# MATERIAL FOR THIS EXERCISE
- - - - -

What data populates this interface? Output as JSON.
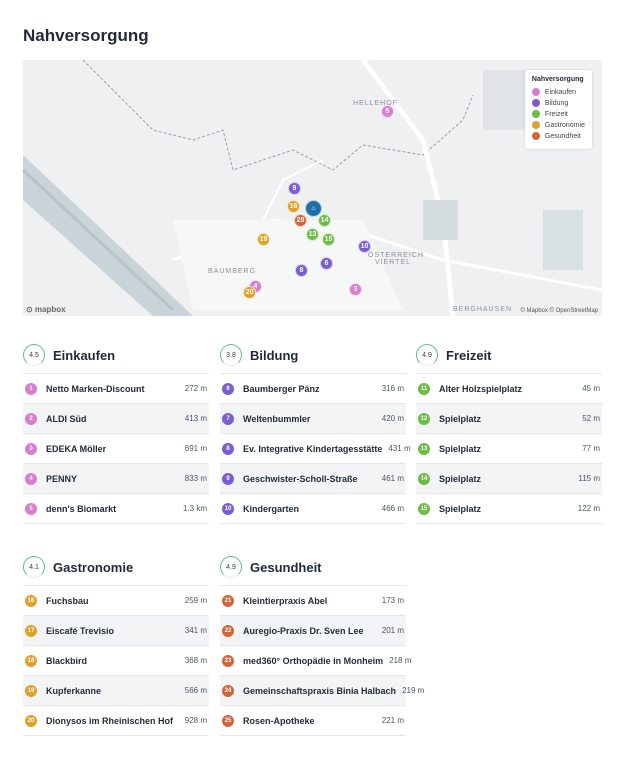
{
  "title": "Nahversorgung",
  "map": {
    "legend_title": "Nahversorgung",
    "labels": [
      "HELLEHOF",
      "BAUMBERG",
      "ÖSTERREICH VIERTEL",
      "BERGHAUSEN"
    ],
    "attribution": "© Mapbox © OpenStreetMap",
    "logo": "mapbox",
    "markers": [
      {
        "n": "9",
        "c": "#7b5ed1"
      },
      {
        "n": "5",
        "c": "#d67fd0"
      },
      {
        "n": "16",
        "c": "#e0a12b"
      },
      {
        "n": "25",
        "c": "#d2643a"
      },
      {
        "n": "14",
        "c": "#6cbd45"
      },
      {
        "n": "13",
        "c": "#6cbd45"
      },
      {
        "n": "15",
        "c": "#6cbd45"
      },
      {
        "n": "19",
        "c": "#e0a12b"
      },
      {
        "n": "10",
        "c": "#7b5ed1"
      },
      {
        "n": "6",
        "c": "#7b5ed1"
      },
      {
        "n": "8",
        "c": "#7b5ed1"
      },
      {
        "n": "4",
        "c": "#d67fd0"
      },
      {
        "n": "20",
        "c": "#e0a12b"
      },
      {
        "n": "3",
        "c": "#d67fd0"
      }
    ]
  },
  "categories": [
    {
      "name": "Einkaufen",
      "score": "4.5",
      "color": "#d67fd0",
      "icon": "shopping-bag-icon",
      "items": [
        {
          "n": "1",
          "name": "Netto Marken-Discount",
          "dist": "272 m"
        },
        {
          "n": "2",
          "name": "ALDI Süd",
          "dist": "413 m"
        },
        {
          "n": "3",
          "name": "EDEKA Möller",
          "dist": "691 m"
        },
        {
          "n": "4",
          "name": "PENNY",
          "dist": "833 m"
        },
        {
          "n": "5",
          "name": "denn's Biomarkt",
          "dist": "1.3 km"
        }
      ]
    },
    {
      "name": "Bildung",
      "score": "3.8",
      "color": "#7b5ed1",
      "icon": "school-icon",
      "items": [
        {
          "n": "6",
          "name": "Baumberger Pänz",
          "dist": "316 m"
        },
        {
          "n": "7",
          "name": "Weltenbummler",
          "dist": "420 m"
        },
        {
          "n": "8",
          "name": "Ev. Integrative Kindertagesstätte",
          "dist": "431 m"
        },
        {
          "n": "9",
          "name": "Geschwister-Scholl-Straße",
          "dist": "461 m"
        },
        {
          "n": "10",
          "name": "Kindergarten",
          "dist": "466 m"
        }
      ]
    },
    {
      "name": "Freizeit",
      "score": "4.9",
      "color": "#6cbd45",
      "icon": "leisure-icon",
      "items": [
        {
          "n": "11",
          "name": "Alter Holzspielplatz",
          "dist": "45 m"
        },
        {
          "n": "12",
          "name": "Spielplatz",
          "dist": "52 m"
        },
        {
          "n": "13",
          "name": "Spielplatz",
          "dist": "77 m"
        },
        {
          "n": "14",
          "name": "Spielplatz",
          "dist": "115 m"
        },
        {
          "n": "15",
          "name": "Spielplatz",
          "dist": "122 m"
        }
      ]
    },
    {
      "name": "Gastronomie",
      "score": "4.1",
      "color": "#e0a12b",
      "icon": "restaurant-icon",
      "items": [
        {
          "n": "16",
          "name": "Fuchsbau",
          "dist": "259 m"
        },
        {
          "n": "17",
          "name": "Eiscafé Trevisio",
          "dist": "341 m"
        },
        {
          "n": "18",
          "name": "Blackbird",
          "dist": "368 m"
        },
        {
          "n": "19",
          "name": "Kupferkanne",
          "dist": "566 m"
        },
        {
          "n": "20",
          "name": "Dionysos im Rheinischen Hof",
          "dist": "928 m"
        }
      ]
    },
    {
      "name": "Gesundheit",
      "score": "4.9",
      "color": "#d2643a",
      "icon": "health-icon",
      "items": [
        {
          "n": "21",
          "name": "Kleintierpraxis Abel",
          "dist": "173 m"
        },
        {
          "n": "22",
          "name": "Auregio-Praxis Dr. Sven Lee",
          "dist": "201 m"
        },
        {
          "n": "23",
          "name": "med360° Orthopädie in Monheim",
          "dist": "218 m"
        },
        {
          "n": "24",
          "name": "Gemeinschaftspraxis Binia Halbach",
          "dist": "219 m"
        },
        {
          "n": "25",
          "name": "Rosen-Apotheke",
          "dist": "221 m"
        }
      ]
    }
  ]
}
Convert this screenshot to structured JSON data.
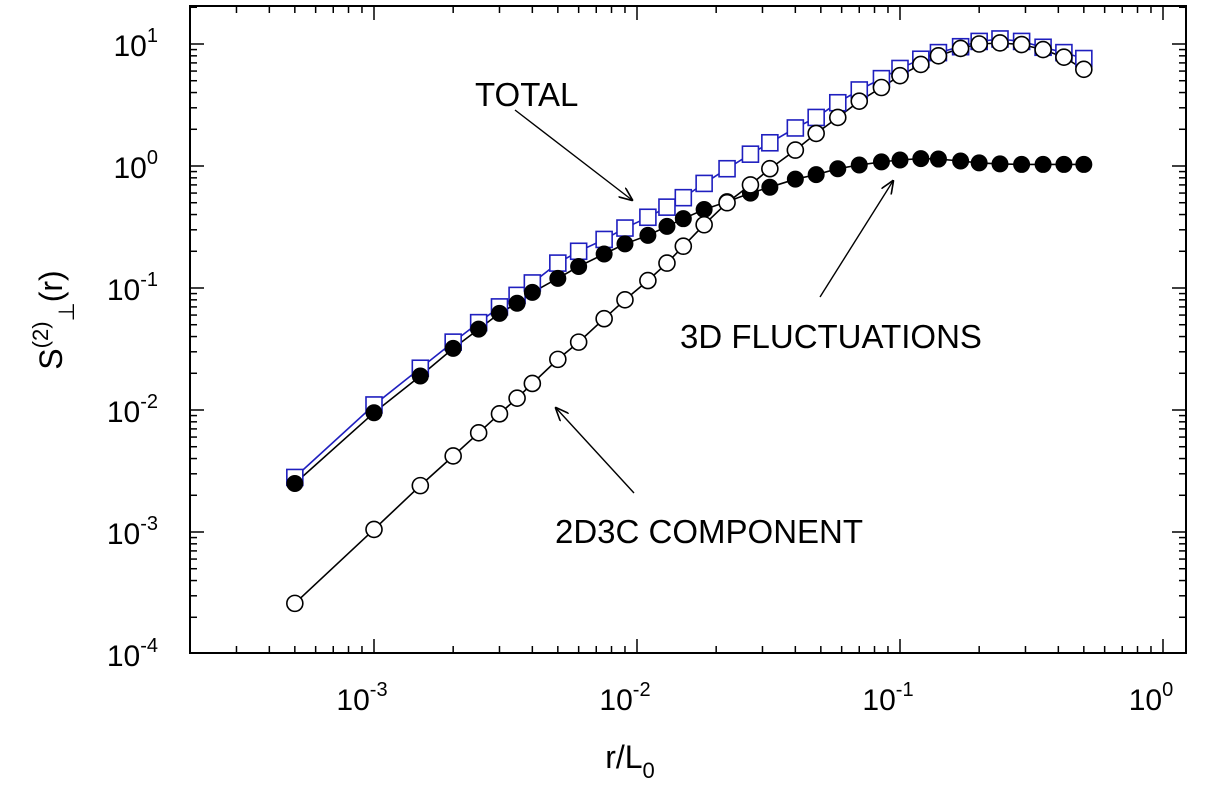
{
  "chart_data": {
    "type": "scatter",
    "xlabel": {
      "base": "r/L",
      "sub": "0"
    },
    "ylabel": {
      "base": "S",
      "sup": "(2)",
      "sub": "⊥",
      "tail": "(r)"
    },
    "xscale": "log",
    "yscale": "log",
    "xlim": [
      0.0002,
      1
    ],
    "ylim": [
      0.0001,
      20
    ],
    "grid": false,
    "x_ticks": [
      {
        "value": 0.001,
        "base": "10",
        "exp": "-3"
      },
      {
        "value": 0.01,
        "base": "10",
        "exp": "-2"
      },
      {
        "value": 0.1,
        "base": "10",
        "exp": "-1"
      },
      {
        "value": 1,
        "base": "10",
        "exp": "0"
      }
    ],
    "y_ticks": [
      {
        "value": 0.0001,
        "base": "10",
        "exp": "-4"
      },
      {
        "value": 0.001,
        "base": "10",
        "exp": "-3"
      },
      {
        "value": 0.01,
        "base": "10",
        "exp": "-2"
      },
      {
        "value": 0.1,
        "base": "10",
        "exp": "-1"
      },
      {
        "value": 1,
        "base": "10",
        "exp": "0"
      },
      {
        "value": 10,
        "base": "10",
        "exp": "1"
      }
    ],
    "series": [
      {
        "key": "total",
        "marker": "open-square",
        "color": "#1f1fbf",
        "x": [
          0.0005,
          0.001,
          0.0015,
          0.002,
          0.0025,
          0.003,
          0.0035,
          0.004,
          0.005,
          0.006,
          0.0075,
          0.009,
          0.011,
          0.013,
          0.015,
          0.018,
          0.022,
          0.027,
          0.032,
          0.04,
          0.048,
          0.058,
          0.07,
          0.085,
          0.1,
          0.12,
          0.14,
          0.17,
          0.2,
          0.24,
          0.29,
          0.35,
          0.42,
          0.5
        ],
        "y": [
          0.0028,
          0.011,
          0.022,
          0.036,
          0.052,
          0.07,
          0.087,
          0.11,
          0.16,
          0.2,
          0.25,
          0.31,
          0.38,
          0.46,
          0.55,
          0.72,
          0.95,
          1.25,
          1.55,
          2.05,
          2.5,
          3.3,
          4.2,
          5.2,
          6.3,
          7.5,
          8.5,
          9.5,
          10.5,
          11,
          10.5,
          9.4,
          8.5,
          7.6
        ]
      },
      {
        "key": "3d-fluctuations",
        "marker": "filled-circle",
        "color": "#000000",
        "x": [
          0.0005,
          0.001,
          0.0015,
          0.002,
          0.0025,
          0.003,
          0.0035,
          0.004,
          0.005,
          0.006,
          0.0075,
          0.009,
          0.011,
          0.013,
          0.015,
          0.018,
          0.022,
          0.027,
          0.032,
          0.04,
          0.048,
          0.058,
          0.07,
          0.085,
          0.1,
          0.12,
          0.14,
          0.17,
          0.2,
          0.24,
          0.29,
          0.35,
          0.42,
          0.5
        ],
        "y": [
          0.0025,
          0.0095,
          0.019,
          0.032,
          0.046,
          0.062,
          0.075,
          0.092,
          0.12,
          0.15,
          0.19,
          0.23,
          0.27,
          0.32,
          0.37,
          0.44,
          0.51,
          0.6,
          0.67,
          0.78,
          0.85,
          0.95,
          1.02,
          1.08,
          1.12,
          1.15,
          1.14,
          1.1,
          1.06,
          1.04,
          1.03,
          1.03,
          1.03,
          1.03
        ]
      },
      {
        "key": "2d3c-component",
        "marker": "open-circle",
        "color": "#000000",
        "x": [
          0.0005,
          0.001,
          0.0015,
          0.002,
          0.0025,
          0.003,
          0.0035,
          0.004,
          0.005,
          0.006,
          0.0075,
          0.009,
          0.011,
          0.013,
          0.015,
          0.018,
          0.022,
          0.027,
          0.032,
          0.04,
          0.048,
          0.058,
          0.07,
          0.085,
          0.1,
          0.12,
          0.14,
          0.17,
          0.2,
          0.24,
          0.29,
          0.35,
          0.42,
          0.5
        ],
        "y": [
          0.00026,
          0.00105,
          0.0024,
          0.0042,
          0.0065,
          0.0093,
          0.0125,
          0.0165,
          0.026,
          0.036,
          0.056,
          0.08,
          0.115,
          0.16,
          0.22,
          0.33,
          0.5,
          0.7,
          0.95,
          1.35,
          1.85,
          2.5,
          3.4,
          4.4,
          5.5,
          6.8,
          8.0,
          9.2,
          10.0,
          10.2,
          9.9,
          9.0,
          7.8,
          6.2
        ]
      }
    ],
    "annotations": [
      {
        "key": "total",
        "text": "TOTAL",
        "arrow_to": [
          0.01,
          0.42
        ]
      },
      {
        "key": "3d",
        "text": "3D FLUCTUATIONS",
        "arrow_to": [
          0.1,
          1.1
        ]
      },
      {
        "key": "2d3c",
        "text": "2D3C COMPONENT",
        "arrow_to": [
          0.0042,
          0.0065
        ]
      }
    ]
  }
}
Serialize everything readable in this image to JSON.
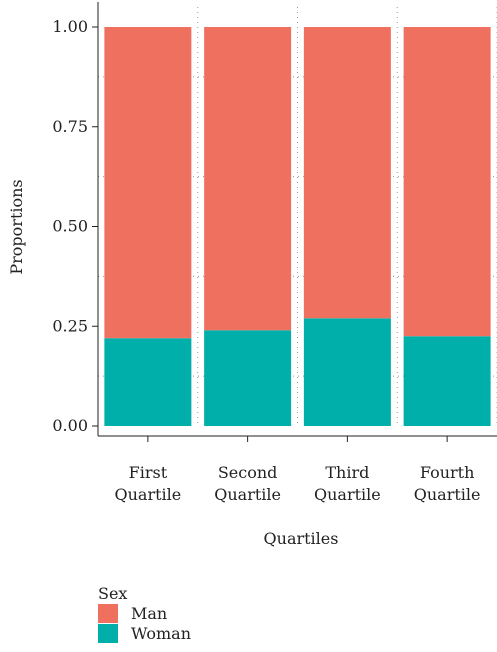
{
  "chart_data": {
    "type": "bar",
    "stacked": true,
    "categories": [
      [
        "First",
        "Quartile"
      ],
      [
        "Second",
        "Quartile"
      ],
      [
        "Third",
        "Quartile"
      ],
      [
        "Fourth",
        "Quartile"
      ]
    ],
    "series": [
      {
        "name": "Woman",
        "color": "#00AFAA",
        "values": [
          0.22,
          0.24,
          0.27,
          0.225
        ]
      },
      {
        "name": "Man",
        "color": "#F07060",
        "values": [
          0.78,
          0.76,
          0.73,
          0.775
        ]
      }
    ],
    "xlabel": "Quartiles",
    "ylabel": "Proportions",
    "ylim": [
      0,
      1
    ],
    "yticks": [
      "0.00",
      "0.25",
      "0.50",
      "0.75",
      "1.00"
    ],
    "grid": "minor dotted",
    "legend": {
      "title": "Sex",
      "placement": "bottom-left",
      "items": [
        {
          "label": "Man",
          "color": "#F07060"
        },
        {
          "label": "Woman",
          "color": "#00AFAA"
        }
      ]
    }
  }
}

- - - - -

# TASK DETAILS
Reproduce exactly and only the lines from the one with "Serialize everything readable" through the last entry, both included, excluding every picture.

# RESPONSE TO THIS TASK
Serialize everything readable in this image to JSON.
{
  "chart_data": {
    "type": "bar",
    "stacked": true,
    "categories": [
      [
        "First",
        "Quartile"
      ],
      [
        "Second",
        "Quartile"
      ],
      [
        "Third",
        "Quartile"
      ],
      [
        "Fourth",
        "Quartile"
      ]
    ],
    "series": [
      {
        "name": "Woman",
        "color": "#00AFAA",
        "values": [
          0.22,
          0.24,
          0.27,
          0.225
        ]
      },
      {
        "name": "Man",
        "color": "#F07060",
        "values": [
          0.78,
          0.76,
          0.73,
          0.775
        ]
      }
    ],
    "xlabel": "Quartiles",
    "ylabel": "Proportions",
    "ylim": [
      0,
      1
    ],
    "yticks": [
      "0.00",
      "0.25",
      "0.50",
      "0.75",
      "1.00"
    ],
    "grid": "minor dotted",
    "legend": {
      "title": "Sex",
      "placement": "bottom-left",
      "items": [
        {
          "label": "Man",
          "color": "#F07060"
        },
        {
          "label": "Woman",
          "color": "#00AFAA"
        }
      ]
    }
  }
}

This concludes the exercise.